- _EXERCISE_:
In the listing below, find every line with the string "Bands" and pull it out.

________________________

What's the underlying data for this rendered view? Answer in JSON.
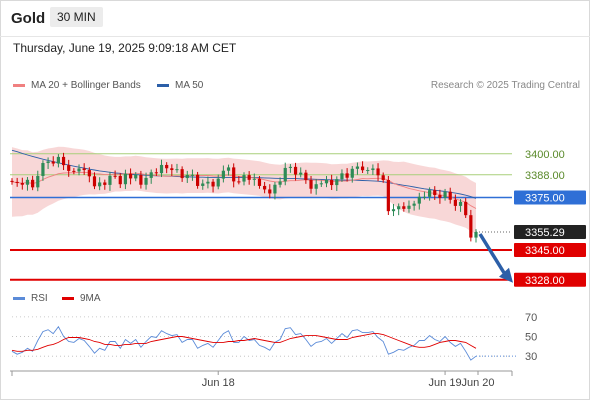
{
  "header": {
    "instrument": "Gold",
    "timeframe": "30 MIN"
  },
  "datetime": "Thursday, June 19, 2025 9:09:18 AM CET",
  "legend": {
    "ma20_label": "MA 20 + Bollinger Bands",
    "ma50_label": "MA 50"
  },
  "research_credit": "Research © 2025 Trading Central",
  "rsi_legend": {
    "rsi_label": "RSI",
    "ma_label": "9MA"
  },
  "colors": {
    "bollinger": "#f6c9c9",
    "ma20": "#f08080",
    "ma50": "#2c5fa8",
    "candle_up": "#2e8b57",
    "candle_down": "#cc0000",
    "resistance": "#a8cf7a",
    "pivot": "#2f6fd6",
    "support": "#e00000",
    "current_tag": "#222222",
    "rsi": "#5b8bd8",
    "rsi_ma": "#e00000"
  },
  "chart_data": [
    {
      "type": "line",
      "title": "",
      "description": "Gold 30-minute candlestick price chart with MA 20, Bollinger Bands and MA 50",
      "x_ticks": [
        "Jun 18",
        "Jun 19",
        "Jun 20"
      ],
      "ylim": [
        3325,
        3425
      ],
      "levels": [
        {
          "value": 3400.0,
          "label": "3400.00",
          "kind": "resistance"
        },
        {
          "value": 3388.0,
          "label": "3388.00",
          "kind": "resistance"
        },
        {
          "value": 3375.0,
          "label": "3375.00",
          "kind": "pivot"
        },
        {
          "value": 3355.29,
          "label": "3355.29",
          "kind": "current"
        },
        {
          "value": 3345.0,
          "label": "3345.00",
          "kind": "support"
        },
        {
          "value": 3328.0,
          "label": "3328.00",
          "kind": "support"
        }
      ],
      "closes": [
        3383.9,
        3383.3,
        3382.3,
        3385.1,
        3380.8,
        3387.3,
        3394.7,
        3395.6,
        3394.4,
        3398.2,
        3393.5,
        3390.2,
        3389.9,
        3391.6,
        3390.7,
        3387.1,
        3381.4,
        3383.6,
        3382.2,
        3387.4,
        3387.3,
        3382.6,
        3388.6,
        3385.9,
        3387.9,
        3382.3,
        3386.2,
        3389.4,
        3388.9,
        3393.6,
        3391.7,
        3390.7,
        3391.2,
        3386.1,
        3387.9,
        3388.0,
        3381.6,
        3383.0,
        3384.0,
        3381.3,
        3385.8,
        3390.3,
        3392.2,
        3384.2,
        3384.1,
        3387.8,
        3385.1,
        3385.7,
        3381.6,
        3379.6,
        3377.3,
        3382.3,
        3384.2,
        3391.9,
        3392.5,
        3388.1,
        3389.2,
        3385.0,
        3380.0,
        3382.6,
        3383.1,
        3385.0,
        3382.1,
        3385.5,
        3388.8,
        3386.3,
        3391.4,
        3392.7,
        3390.6,
        3390.7,
        3391.6,
        3387.7,
        3385.0,
        3367.2,
        3368.3,
        3370.0,
        3368.5,
        3370.3,
        3371.5,
        3375.4,
        3375.4,
        3379.2,
        3376.4,
        3374.8,
        3378.3,
        3373.7,
        3370.2,
        3372.5,
        3364.9,
        3352.1,
        3355.3
      ],
      "ma20": [
        3383.9,
        3383.6,
        3383.2,
        3383.6,
        3383.0,
        3383.7,
        3385.3,
        3386.6,
        3387.5,
        3388.6,
        3389.0,
        3389.1,
        3389.1,
        3389.3,
        3389.4,
        3389.2,
        3388.6,
        3388.4,
        3388.1,
        3388.1,
        3388.3,
        3388.3,
        3388.6,
        3388.6,
        3388.9,
        3388.6,
        3388.1,
        3387.8,
        3387.5,
        3387.3,
        3387.2,
        3387.3,
        3387.4,
        3387.2,
        3387.5,
        3387.5,
        3387.5,
        3387.5,
        3387.6,
        3387.3,
        3387.2,
        3387.6,
        3387.8,
        3387.3,
        3387.1,
        3386.8,
        3386.5,
        3386.2,
        3385.8,
        3385.1,
        3384.4,
        3384.0,
        3383.8,
        3384.3,
        3384.6,
        3384.6,
        3384.9,
        3385.1,
        3384.9,
        3385.0,
        3384.8,
        3384.6,
        3384.1,
        3384.2,
        3384.4,
        3384.4,
        3384.9,
        3385.3,
        3385.8,
        3385.7,
        3385.9,
        3386.0,
        3386.0,
        3384.8,
        3383.1,
        3382.0,
        3381.2,
        3380.2,
        3379.5,
        3378.8,
        3378.3,
        3377.7,
        3377.4,
        3376.6,
        3376.0,
        3375.3,
        3374.2,
        3373.3,
        3372.3,
        3370.3,
        3368.7
      ],
      "ma50": [
        3402.0,
        3401.2,
        3400.2,
        3399.3,
        3398.5,
        3397.7,
        3396.9,
        3396.2,
        3395.5,
        3394.8,
        3394.2,
        3393.5,
        3392.9,
        3392.3,
        3391.8,
        3391.2,
        3390.7,
        3390.2,
        3389.8,
        3389.4,
        3389.0,
        3388.8,
        3388.5,
        3388.3,
        3388.1,
        3387.9,
        3387.7,
        3387.6,
        3387.4,
        3387.3,
        3387.2,
        3387.1,
        3387.0,
        3386.9,
        3386.8,
        3386.7,
        3386.6,
        3386.6,
        3386.5,
        3386.5,
        3386.5,
        3386.5,
        3386.5,
        3386.5,
        3386.5,
        3386.5,
        3386.5,
        3386.4,
        3386.3,
        3386.2,
        3386.1,
        3386.0,
        3385.9,
        3385.8,
        3385.8,
        3385.8,
        3385.7,
        3385.6,
        3385.5,
        3385.4,
        3385.3,
        3385.2,
        3385.1,
        3385.0,
        3385.0,
        3384.9,
        3384.9,
        3384.8,
        3384.7,
        3384.6,
        3384.5,
        3384.3,
        3384.0,
        3383.5,
        3383.0,
        3382.5,
        3382.0,
        3381.5,
        3381.0,
        3380.5,
        3380.0,
        3379.6,
        3379.2,
        3378.8,
        3378.4,
        3378.0,
        3377.5,
        3377.0,
        3376.3,
        3375.5,
        3374.5
      ],
      "bollinger_width": [
        19.9,
        19.4,
        18.9,
        18.4,
        17.9,
        17.4,
        16.9,
        16.4,
        15.9,
        15.4,
        14.9,
        14.4,
        13.9,
        13.4,
        12.9,
        12.4,
        11.9,
        11.4,
        10.9,
        10.4,
        9.9,
        9.9,
        9.9,
        9.9,
        9.9,
        9.9,
        9.9,
        9.9,
        9.9,
        9.9,
        9.9,
        9.9,
        9.9,
        9.9,
        9.9,
        9.9,
        9.9,
        9.9,
        9.9,
        9.9,
        9.9,
        9.9,
        9.9,
        9.9,
        9.9,
        9.9,
        9.9,
        9.9,
        9.9,
        9.9,
        9.9,
        9.9,
        9.9,
        9.9,
        9.9,
        9.9,
        9.9,
        9.9,
        9.9,
        9.9,
        9.9,
        9.9,
        9.9,
        9.9,
        9.9,
        9.9,
        9.9,
        9.9,
        9.9,
        9.9,
        9.9,
        9.9,
        10.2,
        11.3,
        12.3,
        13.3,
        14.3,
        14.6,
        14.6,
        14.6,
        14.6,
        14.6,
        14.6,
        14.6,
        14.6,
        14.6,
        14.6,
        14.6,
        14.6,
        14.6,
        14.6
      ],
      "forecast_arrow": {
        "from": 3355.29,
        "to": 3328.0
      }
    },
    {
      "type": "line",
      "title": "",
      "description": "RSI oscillator with 9-period moving average",
      "yticks": [
        70,
        50,
        30
      ],
      "ylim": [
        20,
        75
      ],
      "series": [
        {
          "name": "RSI",
          "values": [
            35,
            32,
            34,
            38,
            35,
            46,
            55,
            57,
            53,
            60,
            50,
            45,
            44,
            48,
            46,
            40,
            33,
            38,
            36,
            45,
            45,
            38,
            47,
            43,
            47,
            39,
            45,
            50,
            49,
            56,
            53,
            51,
            52,
            44,
            47,
            47,
            38,
            41,
            43,
            39,
            46,
            53,
            56,
            44,
            44,
            50,
            46,
            47,
            41,
            39,
            36,
            44,
            47,
            58,
            59,
            52,
            53,
            47,
            40,
            44,
            45,
            48,
            43,
            48,
            53,
            49,
            56,
            57,
            54,
            54,
            55,
            49,
            45,
            32,
            34,
            37,
            36,
            39,
            41,
            46,
            46,
            51,
            47,
            45,
            50,
            44,
            40,
            43,
            35,
            26,
            30
          ]
        },
        {
          "name": "9MA",
          "values": [
            36,
            35,
            35,
            36,
            36,
            37,
            39,
            41,
            42,
            44,
            47,
            49,
            49,
            49,
            48,
            47,
            45,
            44,
            42,
            42,
            41,
            41,
            42,
            42,
            43,
            43,
            43,
            45,
            46,
            47,
            48,
            49,
            50,
            50,
            49,
            48,
            47,
            46,
            45,
            44,
            44,
            44,
            45,
            45,
            46,
            46,
            47,
            48,
            47,
            46,
            45,
            44,
            44,
            46,
            48,
            49,
            50,
            51,
            51,
            51,
            50,
            49,
            48,
            47,
            47,
            47,
            49,
            50,
            51,
            52,
            53,
            53,
            52,
            50,
            48,
            46,
            44,
            42,
            40,
            39,
            39,
            40,
            42,
            44,
            45,
            46,
            46,
            45,
            44,
            41,
            38
          ]
        }
      ]
    }
  ]
}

________________________

- _OUTPUT OF THE EXERCISE_:
    "ma20_label": "MA 20 + Bollinger Bands",
      "description": "Gold 30-minute candlestick price chart with MA 20, Bollinger Bands and MA 50",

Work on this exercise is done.